## Task:
Word for word, copy all the data and drop the pictures.

## Record set:
━━━━
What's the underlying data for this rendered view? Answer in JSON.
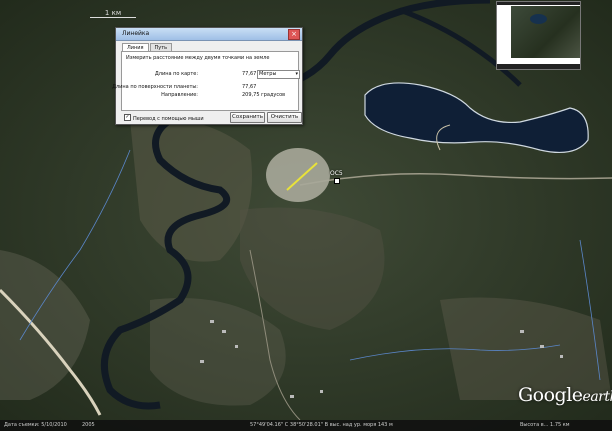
{
  "scale_label": "1 км",
  "dialog": {
    "title": "Линейка",
    "tabs": [
      "Линия",
      "Путь"
    ],
    "description": "Измерить расстояние между двумя точками на земле",
    "map_length_label": "Длина по карте:",
    "map_length_value": "77,67",
    "unit_selected": "Метры",
    "ground_length_label": "Длина по поверхности планеты:",
    "ground_length_value": "77,67",
    "heading_label": "Направление:",
    "heading_value": "209,75 градусов",
    "checkbox_label": "Перевод с помощью мыши",
    "checkbox_checked": true,
    "save_label": "Сохранить",
    "clear_label": "Очистить"
  },
  "map_label": "ОС5",
  "branding": {
    "word": "Google",
    "suffix": "earth"
  },
  "status_bar": {
    "date": "Дата съемки: 5/10/2010",
    "year": "2005",
    "coords": "57°49'04.16\" С 38°50'28.01\" В  выс. над ур. моря 143 м",
    "eye_alt": "Высота в... 1.75 км"
  },
  "colors": {
    "ruler_line": "#e8e23a",
    "water": "#0f1f36",
    "titlebar": "#b6d1f0"
  }
}
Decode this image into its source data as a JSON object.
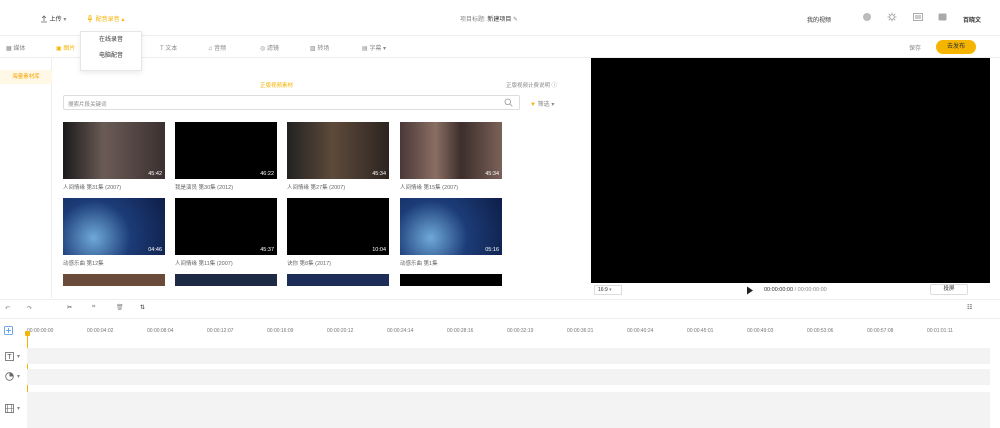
{
  "topbar": {
    "upload_label": "上传",
    "record_label": "配音录音",
    "project_prefix": "项目标题:",
    "project_name": "新建项目",
    "my_videos": "我的视频",
    "user_name": "百晓文"
  },
  "record_menu": {
    "items": [
      "在线录音",
      "电脑配音"
    ]
  },
  "tabs": {
    "items": [
      "媒体",
      "图片",
      "文本",
      "音频",
      "滤镜",
      "转场",
      "字幕"
    ],
    "save_label": "保存",
    "export_label": "去发布"
  },
  "leftnav": {
    "active_item": "海量素材库"
  },
  "library": {
    "header": "正版视频素材",
    "billing_link": "正版视频计费说明",
    "search_placeholder": "搜索片段关键词",
    "filter_label": "筛选",
    "clips": [
      {
        "duration": "45:42",
        "caption": "人间情缘 第31集 (2007)"
      },
      {
        "duration": "46:22",
        "caption": "我是演员 第30集 (2012)"
      },
      {
        "duration": "45:34",
        "caption": "人间情缘 第27集 (2007)"
      },
      {
        "duration": "45:34",
        "caption": "人间情缘 第15集 (2007)"
      },
      {
        "duration": "04:46",
        "caption": "动感乐曲 第12集"
      },
      {
        "duration": "45:37",
        "caption": "人间情缘 第11集 (2007)"
      },
      {
        "duration": "10:04",
        "caption": "诀你 第8集 (2017)"
      },
      {
        "duration": "05:16",
        "caption": "动感乐曲 第1集"
      }
    ]
  },
  "player": {
    "aspect_ratio": "16:9",
    "current_time": "00:00:00:00",
    "total_time": "00:00:00:00",
    "side_button": "投屏"
  },
  "timeline": {
    "ticks": [
      "00:00:00:00",
      "00:00:04:02",
      "00:00:08:04",
      "00:00:12:07",
      "00:00:16:09",
      "00:00:20:12",
      "00:00:24:14",
      "00:00:28:16",
      "00:00:32:19",
      "00:00:36:21",
      "00:00:40:24",
      "00:00:45:01",
      "00:00:49:03",
      "00:00:53:06",
      "00:00:57:08",
      "00:01:01:11"
    ]
  },
  "colors": {
    "accent": "#f5b400",
    "preview_bg": "#000000",
    "track_bg": "#f3f3f3"
  }
}
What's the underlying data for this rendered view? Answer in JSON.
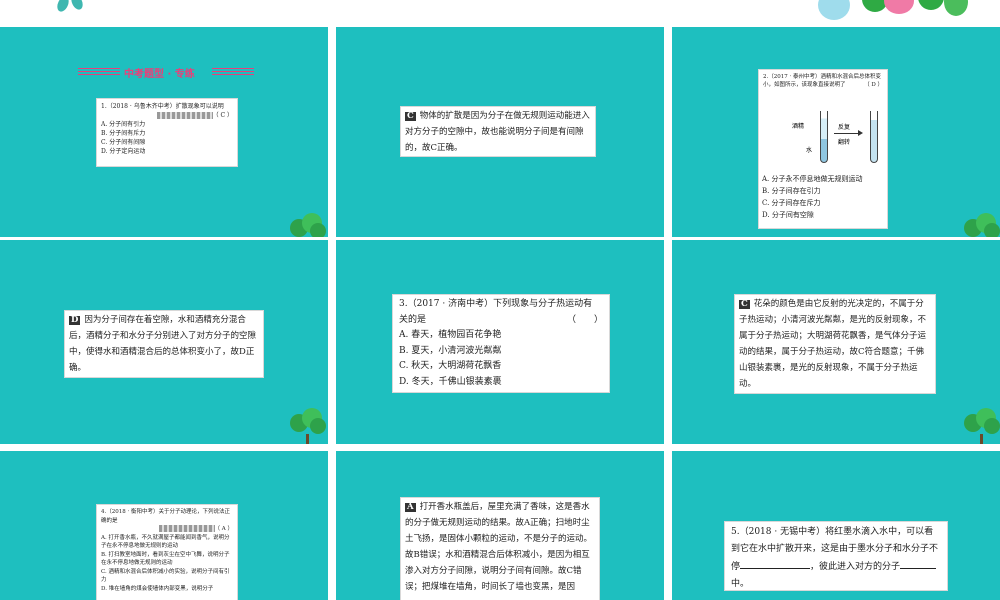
{
  "colors": {
    "slide_bg": "#1ebfbf",
    "header_stripe": "#e8407a",
    "card_bg": "#ffffff"
  },
  "slide1": {
    "header": "中考题型 · 专练",
    "question": "1.（2018 · 乌鲁木齐中考）扩散现象可以说明",
    "answer": "（ C ）",
    "options": [
      "A. 分子间有引力",
      "B. 分子间有斥力",
      "C. 分子间有间隙",
      "D. 分子定向运动"
    ]
  },
  "slide2": {
    "answer_letter": "C",
    "text": "物体的扩散是因为分子在做无规则运动能进入对方分子的空隙中，故也能说明分子间是有间隙的，故C正确。"
  },
  "slide3": {
    "question": "2.（2017 · 泰州中考）酒精和水混合后总体积变小，如图所示，该现象直接说明了",
    "answer": "（ D ）",
    "figure_labels": {
      "alcohol": "酒精",
      "water": "水",
      "action_top": "反复",
      "action_bottom": "翻转"
    },
    "options": [
      "A. 分子永不停息地做无规则运动",
      "B. 分子间存在引力",
      "C. 分子间存在斥力",
      "D. 分子间有空隙"
    ]
  },
  "slide4": {
    "answer_letter": "D",
    "text": "因为分子间存在着空隙，水和酒精充分混合后，酒精分子和水分子分别进入了对方分子的空隙中，使得水和酒精混合后的总体积变小了，故D正确。"
  },
  "slide5": {
    "question_line1": "3.（2017 · 济南中考）下列现象与分子热运动有",
    "question_line2": "关的是",
    "paren": "（　　）",
    "options": [
      "A. 春天，植物园百花争艳",
      "B. 夏天，小清河波光粼粼",
      "C. 秋天，大明湖荷花飘香",
      "D. 冬天，千佛山银装素裹"
    ]
  },
  "slide6": {
    "answer_letter": "C",
    "text": "花朵的颜色是由它反射的光决定的，不属于分子热运动；小清河波光粼粼，是光的反射现象，不属于分子热运动；大明湖荷花飘香，是气体分子运动的结果，属于分子热运动，故C符合题意；千佛山银装素裹，是光的反射现象，不属于分子热运动。"
  },
  "slide7": {
    "question": "4.（2018 · 衡阳中考）关于分子动理论，下列说法正确的是",
    "answer": "（ A ）",
    "options": [
      "A. 打开香水瓶，不久就满屋子都能闻到香气，说明分子在永不停息地做无规则的运动",
      "B. 打扫教室地面时，看到灰尘在空中飞舞，说明分子在永不停息地做无规则的运动",
      "C. 酒精和水混合后体积减小的实验，说明分子间有引力",
      "D. 堆在墙角的煤会使墙体内部变黑，说明分子"
    ]
  },
  "slide8": {
    "answer_letter": "A",
    "text": "打开香水瓶盖后，屋里充满了香味，这是香水的分子做无规则运动的结果。故A正确；扫地时尘土飞扬，是固体小颗粒的运动，不是分子的运动。故B错误；水和酒精混合后体积减小，是因为相互渗入对方分子间隙，说明分子间有间隙。故C错误；把煤堆在墙角，时间长了墙也变黑，是因"
  },
  "slide9": {
    "q_part1": "5.（2018 · 无锡中考）将红墨水滴入水中，可以看到它在水中扩散开来，这是由于墨水分子和水分子不停",
    "q_part2": "，彼此进入对方的分子",
    "q_part3": "中。"
  }
}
━━━━
## Answer to the exercise:
What's the underlying data for this rendered view? Answer in JSON.
{
  "scale_label": "1 км",
  "dialog": {
    "title": "Линейка",
    "tabs": [
      "Линия",
      "Путь"
    ],
    "description": "Измерить расстояние между двумя точками на земле",
    "map_length_label": "Длина по карте:",
    "map_length_value": "77,67",
    "unit_selected": "Метры",
    "ground_length_label": "Длина по поверхности планеты:",
    "ground_length_value": "77,67",
    "heading_label": "Направление:",
    "heading_value": "209,75 градусов",
    "checkbox_label": "Перевод с помощью мыши",
    "checkbox_checked": true,
    "save_label": "Сохранить",
    "clear_label": "Очистить"
  },
  "map_label": "ОС5",
  "branding": {
    "word": "Google",
    "suffix": "earth"
  },
  "status_bar": {
    "date": "Дата съемки: 5/10/2010",
    "year": "2005",
    "coords": "57°49'04.16\" С 38°50'28.01\" В  выс. над ур. моря 143 м",
    "eye_alt": "Высота в... 1.75 км"
  },
  "colors": {
    "ruler_line": "#e8e23a",
    "water": "#0f1f36",
    "titlebar": "#b6d1f0"
  }
}
Decode this image into its source data as a JSON object.
{
  "topbar": {
    "upload_label": "上传",
    "record_label": "配音录音",
    "project_prefix": "项目标题:",
    "project_name": "新建项目",
    "my_videos": "我的视频",
    "user_name": "百晓文"
  },
  "record_menu": {
    "items": [
      "在线录音",
      "电脑配音"
    ]
  },
  "tabs": {
    "items": [
      "媒体",
      "图片",
      "文本",
      "音频",
      "滤镜",
      "转场",
      "字幕"
    ],
    "save_label": "保存",
    "export_label": "去发布"
  },
  "leftnav": {
    "active_item": "海量素材库"
  },
  "library": {
    "header": "正版视频素材",
    "billing_link": "正版视频计费说明",
    "search_placeholder": "搜索片段关键词",
    "filter_label": "筛选",
    "clips": [
      {
        "duration": "45:42",
        "caption": "人间情缘 第31集 (2007)"
      },
      {
        "duration": "46:22",
        "caption": "我是演员 第30集 (2012)"
      },
      {
        "duration": "45:34",
        "caption": "人间情缘 第27集 (2007)"
      },
      {
        "duration": "45:34",
        "caption": "人间情缘 第15集 (2007)"
      },
      {
        "duration": "04:46",
        "caption": "动感乐曲 第12集"
      },
      {
        "duration": "45:37",
        "caption": "人间情缘 第11集 (2007)"
      },
      {
        "duration": "10:04",
        "caption": "诀你 第8集 (2017)"
      },
      {
        "duration": "05:16",
        "caption": "动感乐曲 第1集"
      }
    ]
  },
  "player": {
    "aspect_ratio": "16:9",
    "current_time": "00:00:00:00",
    "total_time": "00:00:00:00",
    "side_button": "投屏"
  },
  "timeline": {
    "ticks": [
      "00:00:00:00",
      "00:00:04:02",
      "00:00:08:04",
      "00:00:12:07",
      "00:00:16:09",
      "00:00:20:12",
      "00:00:24:14",
      "00:00:28:16",
      "00:00:32:19",
      "00:00:36:21",
      "00:00:40:24",
      "00:00:45:01",
      "00:00:49:03",
      "00:00:53:06",
      "00:00:57:08",
      "00:01:01:11"
    ]
  },
  "colors": {
    "accent": "#f5b400",
    "preview_bg": "#000000",
    "track_bg": "#f3f3f3"
  }
}
What's the underlying data for this rendered view? Answer in JSON.
{
  "colors": {
    "slide_bg": "#1ebfbf",
    "header_stripe": "#e8407a",
    "card_bg": "#ffffff"
  },
  "slide1": {
    "header": "中考题型 · 专练",
    "question": "1.（2018 · 乌鲁木齐中考）扩散现象可以说明",
    "answer": "（ C ）",
    "options": [
      "A. 分子间有引力",
      "B. 分子间有斥力",
      "C. 分子间有间隙",
      "D. 分子定向运动"
    ]
  },
  "slide2": {
    "answer_letter": "C",
    "text": "物体的扩散是因为分子在做无规则运动能进入对方分子的空隙中，故也能说明分子间是有间隙的，故C正确。"
  },
  "slide3": {
    "question": "2.（2017 · 泰州中考）酒精和水混合后总体积变小，如图所示，该现象直接说明了",
    "answer": "（ D ）",
    "figure_labels": {
      "alcohol": "酒精",
      "water": "水",
      "action_top": "反复",
      "action_bottom": "翻转"
    },
    "options": [
      "A. 分子永不停息地做无规则运动",
      "B. 分子间存在引力",
      "C. 分子间存在斥力",
      "D. 分子间有空隙"
    ]
  },
  "slide4": {
    "answer_letter": "D",
    "text": "因为分子间存在着空隙，水和酒精充分混合后，酒精分子和水分子分别进入了对方分子的空隙中，使得水和酒精混合后的总体积变小了，故D正确。"
  },
  "slide5": {
    "question_line1": "3.（2017 · 济南中考）下列现象与分子热运动有",
    "question_line2": "关的是",
    "paren": "（　　）",
    "options": [
      "A. 春天，植物园百花争艳",
      "B. 夏天，小清河波光粼粼",
      "C. 秋天，大明湖荷花飘香",
      "D. 冬天，千佛山银装素裹"
    ]
  },
  "slide6": {
    "answer_letter": "C",
    "text": "花朵的颜色是由它反射的光决定的，不属于分子热运动；小清河波光粼粼，是光的反射现象，不属于分子热运动；大明湖荷花飘香，是气体分子运动的结果，属于分子热运动，故C符合题意；千佛山银装素裹，是光的反射现象，不属于分子热运动。"
  },
  "slide7": {
    "question": "4.（2018 · 衡阳中考）关于分子动理论，下列说法正确的是",
    "answer": "（ A ）",
    "options": [
      "A. 打开香水瓶，不久就满屋子都能闻到香气，说明分子在永不停息地做无规则的运动",
      "B. 打扫教室地面时，看到灰尘在空中飞舞，说明分子在永不停息地做无规则的运动",
      "C. 酒精和水混合后体积减小的实验，说明分子间有引力",
      "D. 堆在墙角的煤会使墙体内部变黑，说明分子"
    ]
  },
  "slide8": {
    "answer_letter": "A",
    "text": "打开香水瓶盖后，屋里充满了香味，这是香水的分子做无规则运动的结果。故A正确；扫地时尘土飞扬，是固体小颗粒的运动，不是分子的运动。故B错误；水和酒精混合后体积减小，是因为相互渗入对方分子间隙，说明分子间有间隙。故C错误；把煤堆在墙角，时间长了墙也变黑，是因"
  },
  "slide9": {
    "q_part1": "5.（2018 · 无锡中考）将红墨水滴入水中，可以看到它在水中扩散开来，这是由于墨水分子和水分子不停",
    "q_part2": "，彼此进入对方的分子",
    "q_part3": "中。"
  }
}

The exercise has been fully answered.